(Stored data entries)
■ ■ ■ ■

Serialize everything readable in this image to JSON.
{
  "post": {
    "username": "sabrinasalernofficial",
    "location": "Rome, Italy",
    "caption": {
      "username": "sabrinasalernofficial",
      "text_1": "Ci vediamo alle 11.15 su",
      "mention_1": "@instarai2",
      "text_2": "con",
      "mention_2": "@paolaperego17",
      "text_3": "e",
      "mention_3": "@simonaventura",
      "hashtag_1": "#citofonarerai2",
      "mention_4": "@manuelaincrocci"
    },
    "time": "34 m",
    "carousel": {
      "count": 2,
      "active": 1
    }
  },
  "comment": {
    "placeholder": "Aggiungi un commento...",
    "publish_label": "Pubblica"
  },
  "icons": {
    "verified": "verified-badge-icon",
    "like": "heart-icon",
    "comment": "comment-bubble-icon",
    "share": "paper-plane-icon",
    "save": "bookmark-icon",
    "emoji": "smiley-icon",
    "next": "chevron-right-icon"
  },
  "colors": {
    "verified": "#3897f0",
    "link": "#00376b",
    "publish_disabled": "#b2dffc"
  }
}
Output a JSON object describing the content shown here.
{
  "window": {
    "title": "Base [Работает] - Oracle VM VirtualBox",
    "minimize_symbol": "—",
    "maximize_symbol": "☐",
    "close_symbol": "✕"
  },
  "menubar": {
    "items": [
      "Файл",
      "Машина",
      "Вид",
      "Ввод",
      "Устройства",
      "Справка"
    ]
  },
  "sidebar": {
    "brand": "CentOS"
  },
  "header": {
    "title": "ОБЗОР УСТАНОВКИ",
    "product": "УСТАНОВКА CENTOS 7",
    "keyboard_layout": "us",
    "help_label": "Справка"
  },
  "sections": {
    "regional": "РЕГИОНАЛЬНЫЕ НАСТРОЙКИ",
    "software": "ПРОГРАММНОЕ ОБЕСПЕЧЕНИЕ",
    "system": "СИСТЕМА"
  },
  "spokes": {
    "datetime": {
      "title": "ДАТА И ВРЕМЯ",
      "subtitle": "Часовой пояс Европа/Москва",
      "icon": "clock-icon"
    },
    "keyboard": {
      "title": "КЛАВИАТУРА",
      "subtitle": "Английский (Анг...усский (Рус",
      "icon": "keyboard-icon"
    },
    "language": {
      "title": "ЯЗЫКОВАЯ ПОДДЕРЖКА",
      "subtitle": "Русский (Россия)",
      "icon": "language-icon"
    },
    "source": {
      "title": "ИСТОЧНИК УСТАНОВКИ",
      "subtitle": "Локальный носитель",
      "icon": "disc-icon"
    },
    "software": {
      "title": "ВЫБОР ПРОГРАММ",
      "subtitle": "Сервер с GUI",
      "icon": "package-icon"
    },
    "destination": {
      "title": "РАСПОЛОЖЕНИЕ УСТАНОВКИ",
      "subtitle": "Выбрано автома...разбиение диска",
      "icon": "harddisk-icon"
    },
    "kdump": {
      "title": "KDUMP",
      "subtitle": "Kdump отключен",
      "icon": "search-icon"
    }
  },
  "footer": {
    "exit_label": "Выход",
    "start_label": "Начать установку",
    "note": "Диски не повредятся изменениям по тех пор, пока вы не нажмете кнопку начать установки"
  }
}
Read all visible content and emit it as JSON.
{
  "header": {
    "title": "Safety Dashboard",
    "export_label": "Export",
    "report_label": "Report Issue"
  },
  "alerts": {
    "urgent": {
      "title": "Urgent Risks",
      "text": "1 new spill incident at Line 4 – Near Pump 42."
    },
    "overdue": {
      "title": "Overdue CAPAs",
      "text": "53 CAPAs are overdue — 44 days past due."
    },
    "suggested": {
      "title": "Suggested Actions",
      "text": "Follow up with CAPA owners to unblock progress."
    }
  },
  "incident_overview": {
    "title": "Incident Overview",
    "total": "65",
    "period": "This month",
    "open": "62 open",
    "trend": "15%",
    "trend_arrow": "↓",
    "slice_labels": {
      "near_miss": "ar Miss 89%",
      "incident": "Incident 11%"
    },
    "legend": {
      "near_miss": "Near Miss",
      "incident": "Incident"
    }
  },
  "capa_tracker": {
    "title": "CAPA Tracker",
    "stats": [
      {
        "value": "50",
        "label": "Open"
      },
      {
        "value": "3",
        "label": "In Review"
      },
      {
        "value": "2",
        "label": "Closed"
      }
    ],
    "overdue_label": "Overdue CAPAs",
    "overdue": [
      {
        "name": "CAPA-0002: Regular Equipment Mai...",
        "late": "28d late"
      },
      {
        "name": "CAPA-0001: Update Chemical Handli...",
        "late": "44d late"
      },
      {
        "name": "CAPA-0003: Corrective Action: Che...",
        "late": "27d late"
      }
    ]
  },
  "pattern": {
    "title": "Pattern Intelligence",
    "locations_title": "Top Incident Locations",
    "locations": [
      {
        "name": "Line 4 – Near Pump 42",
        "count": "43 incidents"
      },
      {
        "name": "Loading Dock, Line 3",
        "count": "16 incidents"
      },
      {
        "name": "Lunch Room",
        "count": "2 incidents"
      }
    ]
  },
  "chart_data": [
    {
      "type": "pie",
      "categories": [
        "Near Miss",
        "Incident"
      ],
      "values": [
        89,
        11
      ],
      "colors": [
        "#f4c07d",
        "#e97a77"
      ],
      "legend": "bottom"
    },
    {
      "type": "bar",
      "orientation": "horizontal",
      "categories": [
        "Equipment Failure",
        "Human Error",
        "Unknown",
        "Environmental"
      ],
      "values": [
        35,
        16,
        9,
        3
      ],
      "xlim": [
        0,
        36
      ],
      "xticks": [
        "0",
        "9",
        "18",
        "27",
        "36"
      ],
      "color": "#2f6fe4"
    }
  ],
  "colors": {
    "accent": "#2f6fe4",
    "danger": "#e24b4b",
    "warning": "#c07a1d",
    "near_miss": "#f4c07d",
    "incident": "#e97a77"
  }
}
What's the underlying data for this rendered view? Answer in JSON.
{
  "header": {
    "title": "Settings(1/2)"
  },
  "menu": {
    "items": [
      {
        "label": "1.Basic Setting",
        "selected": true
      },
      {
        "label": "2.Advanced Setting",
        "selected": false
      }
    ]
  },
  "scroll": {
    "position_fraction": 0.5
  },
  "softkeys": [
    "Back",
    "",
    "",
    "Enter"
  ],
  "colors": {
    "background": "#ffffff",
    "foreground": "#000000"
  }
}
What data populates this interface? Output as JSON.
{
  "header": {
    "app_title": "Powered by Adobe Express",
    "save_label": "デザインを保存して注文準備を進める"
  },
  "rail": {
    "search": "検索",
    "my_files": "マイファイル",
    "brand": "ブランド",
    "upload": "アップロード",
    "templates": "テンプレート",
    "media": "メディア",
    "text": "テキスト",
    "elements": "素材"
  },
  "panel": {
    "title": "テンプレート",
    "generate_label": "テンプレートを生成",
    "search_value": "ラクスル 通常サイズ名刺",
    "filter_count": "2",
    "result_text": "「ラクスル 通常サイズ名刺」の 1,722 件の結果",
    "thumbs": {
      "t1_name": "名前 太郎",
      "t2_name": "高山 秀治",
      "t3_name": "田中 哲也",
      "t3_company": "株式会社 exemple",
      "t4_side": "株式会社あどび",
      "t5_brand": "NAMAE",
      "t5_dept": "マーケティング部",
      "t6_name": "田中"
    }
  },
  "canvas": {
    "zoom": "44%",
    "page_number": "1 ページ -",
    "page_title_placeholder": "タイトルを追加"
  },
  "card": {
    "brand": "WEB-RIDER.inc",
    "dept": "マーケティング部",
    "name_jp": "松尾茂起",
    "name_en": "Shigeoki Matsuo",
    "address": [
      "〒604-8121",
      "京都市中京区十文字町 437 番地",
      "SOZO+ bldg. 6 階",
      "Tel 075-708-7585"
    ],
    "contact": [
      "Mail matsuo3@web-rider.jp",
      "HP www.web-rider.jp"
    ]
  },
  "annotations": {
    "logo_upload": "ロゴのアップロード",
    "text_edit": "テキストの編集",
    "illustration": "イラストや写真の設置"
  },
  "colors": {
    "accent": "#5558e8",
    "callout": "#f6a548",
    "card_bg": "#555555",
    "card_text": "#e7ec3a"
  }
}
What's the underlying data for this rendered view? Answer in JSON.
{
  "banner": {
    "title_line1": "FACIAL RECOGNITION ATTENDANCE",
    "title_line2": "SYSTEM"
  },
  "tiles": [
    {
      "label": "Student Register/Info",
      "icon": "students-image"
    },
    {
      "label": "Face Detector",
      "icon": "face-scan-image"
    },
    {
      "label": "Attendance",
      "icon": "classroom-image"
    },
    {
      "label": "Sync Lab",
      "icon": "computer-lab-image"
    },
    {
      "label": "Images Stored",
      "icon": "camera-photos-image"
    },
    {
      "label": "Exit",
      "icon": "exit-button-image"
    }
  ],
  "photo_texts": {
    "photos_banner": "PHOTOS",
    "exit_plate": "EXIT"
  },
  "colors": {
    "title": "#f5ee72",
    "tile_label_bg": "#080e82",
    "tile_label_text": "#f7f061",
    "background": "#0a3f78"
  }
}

■ ■ ■ ■

What is expected — Copy out each line of the data where the string "Pump" appears.

Exercise solution —
      "text": "1 new spill incident at Line 4 – Near Pump 42."
        "name": "Line 4 – Near Pump 42",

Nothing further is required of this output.